◆ Work to do: Write out the data again in full, exactly as it reads.

Dataset entries on figures
Start
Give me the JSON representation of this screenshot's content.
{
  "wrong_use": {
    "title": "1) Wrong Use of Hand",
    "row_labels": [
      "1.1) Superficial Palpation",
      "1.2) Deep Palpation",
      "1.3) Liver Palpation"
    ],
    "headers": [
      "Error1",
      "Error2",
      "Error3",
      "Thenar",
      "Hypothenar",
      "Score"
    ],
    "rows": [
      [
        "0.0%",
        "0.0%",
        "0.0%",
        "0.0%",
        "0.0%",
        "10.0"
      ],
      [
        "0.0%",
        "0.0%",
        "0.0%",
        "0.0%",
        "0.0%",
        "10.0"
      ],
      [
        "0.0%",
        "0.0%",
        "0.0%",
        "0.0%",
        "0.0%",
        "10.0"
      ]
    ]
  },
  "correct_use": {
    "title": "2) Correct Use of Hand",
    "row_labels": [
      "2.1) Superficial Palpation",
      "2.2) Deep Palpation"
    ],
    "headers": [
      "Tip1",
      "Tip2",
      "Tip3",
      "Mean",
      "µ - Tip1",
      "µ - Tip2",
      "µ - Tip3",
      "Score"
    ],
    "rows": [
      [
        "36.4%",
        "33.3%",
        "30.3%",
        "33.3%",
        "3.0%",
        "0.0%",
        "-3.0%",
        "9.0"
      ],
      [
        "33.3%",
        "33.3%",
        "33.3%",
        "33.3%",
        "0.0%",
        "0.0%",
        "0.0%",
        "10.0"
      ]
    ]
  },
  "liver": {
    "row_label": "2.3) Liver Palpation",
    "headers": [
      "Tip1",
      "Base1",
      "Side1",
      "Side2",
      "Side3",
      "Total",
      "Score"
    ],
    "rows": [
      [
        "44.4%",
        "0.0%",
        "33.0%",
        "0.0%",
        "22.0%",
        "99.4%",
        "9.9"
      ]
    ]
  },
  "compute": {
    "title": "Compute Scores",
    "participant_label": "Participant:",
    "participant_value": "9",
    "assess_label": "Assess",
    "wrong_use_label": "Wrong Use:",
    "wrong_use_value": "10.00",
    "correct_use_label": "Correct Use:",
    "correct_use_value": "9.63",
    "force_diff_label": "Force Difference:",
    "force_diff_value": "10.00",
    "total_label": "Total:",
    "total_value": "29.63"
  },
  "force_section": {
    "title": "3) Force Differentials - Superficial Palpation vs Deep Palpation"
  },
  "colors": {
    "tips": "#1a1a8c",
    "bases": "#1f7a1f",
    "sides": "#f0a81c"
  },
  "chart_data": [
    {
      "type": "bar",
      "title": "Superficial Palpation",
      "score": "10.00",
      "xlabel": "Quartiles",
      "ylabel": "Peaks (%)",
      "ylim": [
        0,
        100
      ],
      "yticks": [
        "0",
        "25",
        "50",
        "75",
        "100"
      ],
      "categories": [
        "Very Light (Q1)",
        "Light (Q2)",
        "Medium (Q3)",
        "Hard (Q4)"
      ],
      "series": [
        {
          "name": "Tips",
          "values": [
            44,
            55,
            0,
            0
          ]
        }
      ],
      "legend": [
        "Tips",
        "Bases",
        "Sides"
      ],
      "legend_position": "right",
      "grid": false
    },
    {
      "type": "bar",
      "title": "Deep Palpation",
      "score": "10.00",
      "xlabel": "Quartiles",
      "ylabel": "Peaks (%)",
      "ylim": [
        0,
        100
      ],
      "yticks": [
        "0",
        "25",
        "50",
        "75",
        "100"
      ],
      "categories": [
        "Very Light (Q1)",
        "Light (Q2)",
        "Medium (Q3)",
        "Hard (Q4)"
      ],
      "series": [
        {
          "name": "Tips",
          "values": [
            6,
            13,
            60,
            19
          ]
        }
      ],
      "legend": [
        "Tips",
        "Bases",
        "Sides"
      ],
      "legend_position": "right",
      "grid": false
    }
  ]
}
End
◆ Task output:
Give me the JSON representation of this screenshot's content.
{
  "wrong_use": {
    "title": "1) Wrong Use of Hand",
    "row_labels": [
      "1.1) Superficial Palpation",
      "1.2) Deep Palpation",
      "1.3) Liver Palpation"
    ],
    "headers": [
      "Error1",
      "Error2",
      "Error3",
      "Thenar",
      "Hypothenar",
      "Score"
    ],
    "rows": [
      [
        "0.0%",
        "0.0%",
        "0.0%",
        "0.0%",
        "0.0%",
        "10.0"
      ],
      [
        "0.0%",
        "0.0%",
        "0.0%",
        "0.0%",
        "0.0%",
        "10.0"
      ],
      [
        "0.0%",
        "0.0%",
        "0.0%",
        "0.0%",
        "0.0%",
        "10.0"
      ]
    ]
  },
  "correct_use": {
    "title": "2) Correct Use of Hand",
    "row_labels": [
      "2.1) Superficial Palpation",
      "2.2) Deep Palpation"
    ],
    "headers": [
      "Tip1",
      "Tip2",
      "Tip3",
      "Mean",
      "µ - Tip1",
      "µ - Tip2",
      "µ - Tip3",
      "Score"
    ],
    "rows": [
      [
        "36.4%",
        "33.3%",
        "30.3%",
        "33.3%",
        "3.0%",
        "0.0%",
        "-3.0%",
        "9.0"
      ],
      [
        "33.3%",
        "33.3%",
        "33.3%",
        "33.3%",
        "0.0%",
        "0.0%",
        "0.0%",
        "10.0"
      ]
    ]
  },
  "liver": {
    "row_label": "2.3) Liver Palpation",
    "headers": [
      "Tip1",
      "Base1",
      "Side1",
      "Side2",
      "Side3",
      "Total",
      "Score"
    ],
    "rows": [
      [
        "44.4%",
        "0.0%",
        "33.0%",
        "0.0%",
        "22.0%",
        "99.4%",
        "9.9"
      ]
    ]
  },
  "compute": {
    "title": "Compute Scores",
    "participant_label": "Participant:",
    "participant_value": "9",
    "assess_label": "Assess",
    "wrong_use_label": "Wrong Use:",
    "wrong_use_value": "10.00",
    "correct_use_label": "Correct Use:",
    "correct_use_value": "9.63",
    "force_diff_label": "Force Difference:",
    "force_diff_value": "10.00",
    "total_label": "Total:",
    "total_value": "29.63"
  },
  "force_section": {
    "title": "3) Force Differentials - Superficial Palpation vs Deep Palpation"
  },
  "colors": {
    "tips": "#1a1a8c",
    "bases": "#1f7a1f",
    "sides": "#f0a81c"
  },
  "chart_data": [
    {
      "type": "bar",
      "title": "Superficial Palpation",
      "score": "10.00",
      "xlabel": "Quartiles",
      "ylabel": "Peaks (%)",
      "ylim": [
        0,
        100
      ],
      "yticks": [
        "0",
        "25",
        "50",
        "75",
        "100"
      ],
      "categories": [
        "Very Light (Q1)",
        "Light (Q2)",
        "Medium (Q3)",
        "Hard (Q4)"
      ],
      "series": [
        {
          "name": "Tips",
          "values": [
            44,
            55,
            0,
            0
          ]
        }
      ],
      "legend": [
        "Tips",
        "Bases",
        "Sides"
      ],
      "legend_position": "right",
      "grid": false
    },
    {
      "type": "bar",
      "title": "Deep Palpation",
      "score": "10.00",
      "xlabel": "Quartiles",
      "ylabel": "Peaks (%)",
      "ylim": [
        0,
        100
      ],
      "yticks": [
        "0",
        "25",
        "50",
        "75",
        "100"
      ],
      "categories": [
        "Very Light (Q1)",
        "Light (Q2)",
        "Medium (Q3)",
        "Hard (Q4)"
      ],
      "series": [
        {
          "name": "Tips",
          "values": [
            6,
            13,
            60,
            19
          ]
        }
      ],
      "legend": [
        "Tips",
        "Bases",
        "Sides"
      ],
      "legend_position": "right",
      "grid": false
    }
  ]
}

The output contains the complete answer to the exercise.